**EXERCISE PROMPT**: Write out the listing below again, precisely as it is given.
++++++++++++++++++++
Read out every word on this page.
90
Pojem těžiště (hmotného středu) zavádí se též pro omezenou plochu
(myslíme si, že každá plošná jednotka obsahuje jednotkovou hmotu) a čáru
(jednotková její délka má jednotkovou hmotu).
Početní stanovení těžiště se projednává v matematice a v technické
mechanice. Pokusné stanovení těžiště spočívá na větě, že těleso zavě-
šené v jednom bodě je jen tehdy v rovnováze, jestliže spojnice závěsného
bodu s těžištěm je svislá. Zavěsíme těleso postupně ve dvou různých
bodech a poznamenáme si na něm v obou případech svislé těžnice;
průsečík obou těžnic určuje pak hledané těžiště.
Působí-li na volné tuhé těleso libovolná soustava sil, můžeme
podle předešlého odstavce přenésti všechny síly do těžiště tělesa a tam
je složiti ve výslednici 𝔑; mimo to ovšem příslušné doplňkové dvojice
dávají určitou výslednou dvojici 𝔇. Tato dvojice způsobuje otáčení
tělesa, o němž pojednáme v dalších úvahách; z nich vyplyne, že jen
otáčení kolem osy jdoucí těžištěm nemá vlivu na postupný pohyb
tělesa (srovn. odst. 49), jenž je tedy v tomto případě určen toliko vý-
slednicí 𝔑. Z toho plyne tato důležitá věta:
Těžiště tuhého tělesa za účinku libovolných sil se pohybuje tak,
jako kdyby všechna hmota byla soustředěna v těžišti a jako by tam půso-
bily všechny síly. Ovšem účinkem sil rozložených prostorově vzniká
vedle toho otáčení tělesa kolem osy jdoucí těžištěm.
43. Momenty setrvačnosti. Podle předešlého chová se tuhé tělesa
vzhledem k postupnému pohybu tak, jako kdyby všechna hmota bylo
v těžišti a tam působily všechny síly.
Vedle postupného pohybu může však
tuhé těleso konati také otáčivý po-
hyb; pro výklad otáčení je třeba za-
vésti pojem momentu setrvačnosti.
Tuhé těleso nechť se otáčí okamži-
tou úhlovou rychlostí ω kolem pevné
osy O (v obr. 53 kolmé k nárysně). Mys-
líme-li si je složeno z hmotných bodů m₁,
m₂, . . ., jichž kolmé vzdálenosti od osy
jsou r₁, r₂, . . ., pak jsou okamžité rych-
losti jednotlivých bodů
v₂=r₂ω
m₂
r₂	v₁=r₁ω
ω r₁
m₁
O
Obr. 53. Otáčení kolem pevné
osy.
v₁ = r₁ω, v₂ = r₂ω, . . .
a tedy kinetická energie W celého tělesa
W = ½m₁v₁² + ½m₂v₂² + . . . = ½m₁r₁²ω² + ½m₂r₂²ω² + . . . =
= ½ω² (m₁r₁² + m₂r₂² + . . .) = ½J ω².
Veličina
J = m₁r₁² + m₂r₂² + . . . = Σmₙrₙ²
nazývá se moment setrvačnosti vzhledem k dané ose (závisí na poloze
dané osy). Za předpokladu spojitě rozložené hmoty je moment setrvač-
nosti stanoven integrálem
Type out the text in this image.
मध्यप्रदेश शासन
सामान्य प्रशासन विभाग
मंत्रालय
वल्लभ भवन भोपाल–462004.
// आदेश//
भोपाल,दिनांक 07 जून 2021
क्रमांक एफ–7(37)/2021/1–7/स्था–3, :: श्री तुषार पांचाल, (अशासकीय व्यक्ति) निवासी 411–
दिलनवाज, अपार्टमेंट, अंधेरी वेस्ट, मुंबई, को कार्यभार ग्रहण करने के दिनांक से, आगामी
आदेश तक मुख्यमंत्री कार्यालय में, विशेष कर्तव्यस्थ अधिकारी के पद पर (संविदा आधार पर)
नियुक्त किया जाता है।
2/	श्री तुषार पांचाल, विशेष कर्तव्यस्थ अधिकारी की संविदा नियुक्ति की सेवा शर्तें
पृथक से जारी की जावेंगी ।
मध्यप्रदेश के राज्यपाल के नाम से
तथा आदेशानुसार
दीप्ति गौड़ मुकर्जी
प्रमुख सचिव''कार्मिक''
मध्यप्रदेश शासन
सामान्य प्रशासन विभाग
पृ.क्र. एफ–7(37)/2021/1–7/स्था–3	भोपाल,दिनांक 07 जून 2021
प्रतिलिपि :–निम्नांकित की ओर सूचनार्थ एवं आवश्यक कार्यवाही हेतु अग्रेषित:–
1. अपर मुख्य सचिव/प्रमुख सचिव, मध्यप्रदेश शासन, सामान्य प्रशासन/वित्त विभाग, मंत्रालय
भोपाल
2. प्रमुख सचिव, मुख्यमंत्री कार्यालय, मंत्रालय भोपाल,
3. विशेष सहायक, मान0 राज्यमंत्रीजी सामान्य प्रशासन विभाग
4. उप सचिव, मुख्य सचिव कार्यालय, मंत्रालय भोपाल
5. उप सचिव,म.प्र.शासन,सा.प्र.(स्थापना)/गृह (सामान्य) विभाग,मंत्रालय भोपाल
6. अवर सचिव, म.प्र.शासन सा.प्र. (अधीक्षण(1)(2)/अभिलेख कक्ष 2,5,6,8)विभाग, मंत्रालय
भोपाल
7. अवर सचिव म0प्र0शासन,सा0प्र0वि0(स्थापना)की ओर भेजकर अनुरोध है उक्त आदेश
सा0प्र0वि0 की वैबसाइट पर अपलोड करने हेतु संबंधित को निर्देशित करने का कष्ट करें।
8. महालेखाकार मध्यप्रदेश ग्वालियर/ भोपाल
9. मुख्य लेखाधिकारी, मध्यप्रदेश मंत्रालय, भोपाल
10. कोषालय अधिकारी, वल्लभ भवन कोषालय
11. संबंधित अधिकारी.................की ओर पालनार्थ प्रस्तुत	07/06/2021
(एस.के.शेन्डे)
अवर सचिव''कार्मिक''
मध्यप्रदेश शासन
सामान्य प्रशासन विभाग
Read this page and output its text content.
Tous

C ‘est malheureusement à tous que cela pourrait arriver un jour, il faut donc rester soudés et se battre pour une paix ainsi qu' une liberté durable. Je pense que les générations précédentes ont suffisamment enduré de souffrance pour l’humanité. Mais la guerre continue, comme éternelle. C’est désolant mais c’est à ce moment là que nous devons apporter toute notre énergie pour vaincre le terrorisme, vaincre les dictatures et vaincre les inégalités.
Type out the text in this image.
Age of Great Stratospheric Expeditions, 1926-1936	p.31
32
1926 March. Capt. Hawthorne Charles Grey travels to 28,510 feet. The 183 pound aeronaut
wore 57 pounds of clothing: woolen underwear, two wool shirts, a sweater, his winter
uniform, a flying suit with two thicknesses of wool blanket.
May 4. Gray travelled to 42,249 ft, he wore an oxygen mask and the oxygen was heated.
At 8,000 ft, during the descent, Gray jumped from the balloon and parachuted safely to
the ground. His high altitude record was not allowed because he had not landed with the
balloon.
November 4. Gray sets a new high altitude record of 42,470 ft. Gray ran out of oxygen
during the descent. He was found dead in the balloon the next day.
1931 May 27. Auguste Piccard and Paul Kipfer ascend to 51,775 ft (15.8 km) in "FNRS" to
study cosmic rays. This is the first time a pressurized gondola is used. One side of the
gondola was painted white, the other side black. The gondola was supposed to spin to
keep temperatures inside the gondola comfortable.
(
++++++++++++++++++++
**ANSWER FOR THIS EXERCISE**:
Read out every word on this page.
90
Pojem těžiště (hmotného středu) zavádí se též pro omezenou plochu
(myslíme si, že každá plošná jednotka obsahuje jednotkovou hmotu) a čáru
(jednotková její délka má jednotkovou hmotu).
Početní stanovení těžiště se projednává v matematice a v technické
mechanice. Pokusné stanovení těžiště spočívá na větě, že těleso zavě-
šené v jednom bodě je jen tehdy v rovnováze, jestliže spojnice závěsného
bodu s těžištěm je svislá. Zavěsíme těleso postupně ve dvou různých
bodech a poznamenáme si na něm v obou případech svislé těžnice;
průsečík obou těžnic určuje pak hledané těžiště.
Působí-li na volné tuhé těleso libovolná soustava sil, můžeme
podle předešlého odstavce přenésti všechny síly do těžiště tělesa a tam
je složiti ve výslednici 𝔑; mimo to ovšem příslušné doplňkové dvojice
dávají určitou výslednou dvojici 𝔇. Tato dvojice způsobuje otáčení
tělesa, o němž pojednáme v dalších úvahách; z nich vyplyne, že jen
otáčení kolem osy jdoucí těžištěm nemá vlivu na postupný pohyb
tělesa (srovn. odst. 49), jenž je tedy v tomto případě určen toliko vý-
slednicí 𝔑. Z toho plyne tato důležitá věta:
Těžiště tuhého tělesa za účinku libovolných sil se pohybuje tak,
jako kdyby všechna hmota byla soustředěna v těžišti a jako by tam půso-
bily všechny síly. Ovšem účinkem sil rozložených prostorově vzniká
vedle toho otáčení tělesa kolem osy jdoucí těžištěm.
43. Momenty setrvačnosti. Podle předešlého chová se tuhé tělesa
vzhledem k postupnému pohybu tak, jako kdyby všechna hmota bylo
v těžišti a tam působily všechny síly.
Vedle postupného pohybu může však
tuhé těleso konati také otáčivý po-
hyb; pro výklad otáčení je třeba za-
vésti pojem momentu setrvačnosti.
Tuhé těleso nechť se otáčí okamži-
tou úhlovou rychlostí ω kolem pevné
osy O (v obr. 53 kolmé k nárysně). Mys-
líme-li si je složeno z hmotných bodů m₁,
m₂, . . ., jichž kolmé vzdálenosti od osy
jsou r₁, r₂, . . ., pak jsou okamžité rych-
losti jednotlivých bodů
v₂=r₂ω
m₂
r₂	v₁=r₁ω
ω r₁
m₁
O
Obr. 53. Otáčení kolem pevné
osy.
v₁ = r₁ω, v₂ = r₂ω, . . .
a tedy kinetická energie W celého tělesa
W = ½m₁v₁² + ½m₂v₂² + . . . = ½m₁r₁²ω² + ½m₂r₂²ω² + . . . =
= ½ω² (m₁r₁² + m₂r₂² + . . .) = ½J ω².
Veličina
J = m₁r₁² + m₂r₂² + . . . = Σmₙrₙ²
nazývá se moment setrvačnosti vzhledem k dané ose (závisí na poloze
dané osy). Za předpokladu spojitě rozložené hmoty je moment setrvač-
nosti stanoven integrálem
Type out the text in this image.
मध्यप्रदेश शासन
सामान्य प्रशासन विभाग
मंत्रालय
वल्लभ भवन भोपाल–462004.
// आदेश//
भोपाल,दिनांक 07 जून 2021
क्रमांक एफ–7(37)/2021/1–7/स्था–3, :: श्री तुषार पांचाल, (अशासकीय व्यक्ति) निवासी 411–
दिलनवाज, अपार्टमेंट, अंधेरी वेस्ट, मुंबई, को कार्यभार ग्रहण करने के दिनांक से, आगामी
आदेश तक मुख्यमंत्री कार्यालय में, विशेष कर्तव्यस्थ अधिकारी के पद पर (संविदा आधार पर)
नियुक्त किया जाता है।
2/	श्री तुषार पांचाल, विशेष कर्तव्यस्थ अधिकारी की संविदा नियुक्ति की सेवा शर्तें
पृथक से जारी की जावेंगी ।
मध्यप्रदेश के राज्यपाल के नाम से
तथा आदेशानुसार
दीप्ति गौड़ मुकर्जी
प्रमुख सचिव''कार्मिक''
मध्यप्रदेश शासन
सामान्य प्रशासन विभाग
पृ.क्र. एफ–7(37)/2021/1–7/स्था–3	भोपाल,दिनांक 07 जून 2021
प्रतिलिपि :–निम्नांकित की ओर सूचनार्थ एवं आवश्यक कार्यवाही हेतु अग्रेषित:–
1. अपर मुख्य सचिव/प्रमुख सचिव, मध्यप्रदेश शासन, सामान्य प्रशासन/वित्त विभाग, मंत्रालय
भोपाल
2. प्रमुख सचिव, मुख्यमंत्री कार्यालय, मंत्रालय भोपाल,
3. विशेष सहायक, मान0 राज्यमंत्रीजी सामान्य प्रशासन विभाग
4. उप सचिव, मुख्य सचिव कार्यालय, मंत्रालय भोपाल
5. उप सचिव,म.प्र.शासन,सा.प्र.(स्थापना)/गृह (सामान्य) विभाग,मंत्रालय भोपाल
6. अवर सचिव, म.प्र.शासन सा.प्र. (अधीक्षण(1)(2)/अभिलेख कक्ष 2,5,6,8)विभाग, मंत्रालय
भोपाल
7. अवर सचिव म0प्र0शासन,सा0प्र0वि0(स्थापना)की ओर भेजकर अनुरोध है उक्त आदेश
सा0प्र0वि0 की वैबसाइट पर अपलोड करने हेतु संबंधित को निर्देशित करने का कष्ट करें।
8. महालेखाकार मध्यप्रदेश ग्वालियर/ भोपाल
9. मुख्य लेखाधिकारी, मध्यप्रदेश मंत्रालय, भोपाल
10. कोषालय अधिकारी, वल्लभ भवन कोषालय
11. संबंधित अधिकारी.................की ओर पालनार्थ प्रस्तुत	07/06/2021
(एस.के.शेन्डे)
अवर सचिव''कार्मिक''
मध्यप्रदेश शासन
सामान्य प्रशासन विभाग
Read this page and output its text content.
Tous

C ‘est malheureusement à tous que cela pourrait arriver un jour, il faut donc rester soudés et se battre pour une paix ainsi qu' une liberté durable. Je pense que les générations précédentes ont suffisamment enduré de souffrance pour l’humanité. Mais la guerre continue, comme éternelle. C’est désolant mais c’est à ce moment là que nous devons apporter toute notre énergie pour vaincre le terrorisme, vaincre les dictatures et vaincre les inégalités.
Type out the text in this image.
Age of Great Stratospheric Expeditions, 1926-1936	p.31
32
1926 March. Capt. Hawthorne Charles Grey travels to 28,510 feet. The 183 pound aeronaut
wore 57 pounds of clothing: woolen underwear, two wool shirts, a sweater, his winter
uniform, a flying suit with two thicknesses of wool blanket.
May 4. Gray travelled to 42,249 ft, he wore an oxygen mask and the oxygen was heated.
At 8,000 ft, during the descent, Gray jumped from the balloon and parachuted safely to
the ground. His high altitude record was not allowed because he had not landed with the
balloon.
November 4. Gray sets a new high altitude record of 42,470 ft. Gray ran out of oxygen
during the descent. He was found dead in the balloon the next day.
1931 May 27. Auguste Piccard and Paul Kipfer ascend to 51,775 ft (15.8 km) in "FNRS" to
study cosmic rays. This is the first time a pressurized gondola is used. One side of the
gondola was painted white, the other side black. The gondola was supposed to spin to
keep temperatures inside the gondola comfortable.
(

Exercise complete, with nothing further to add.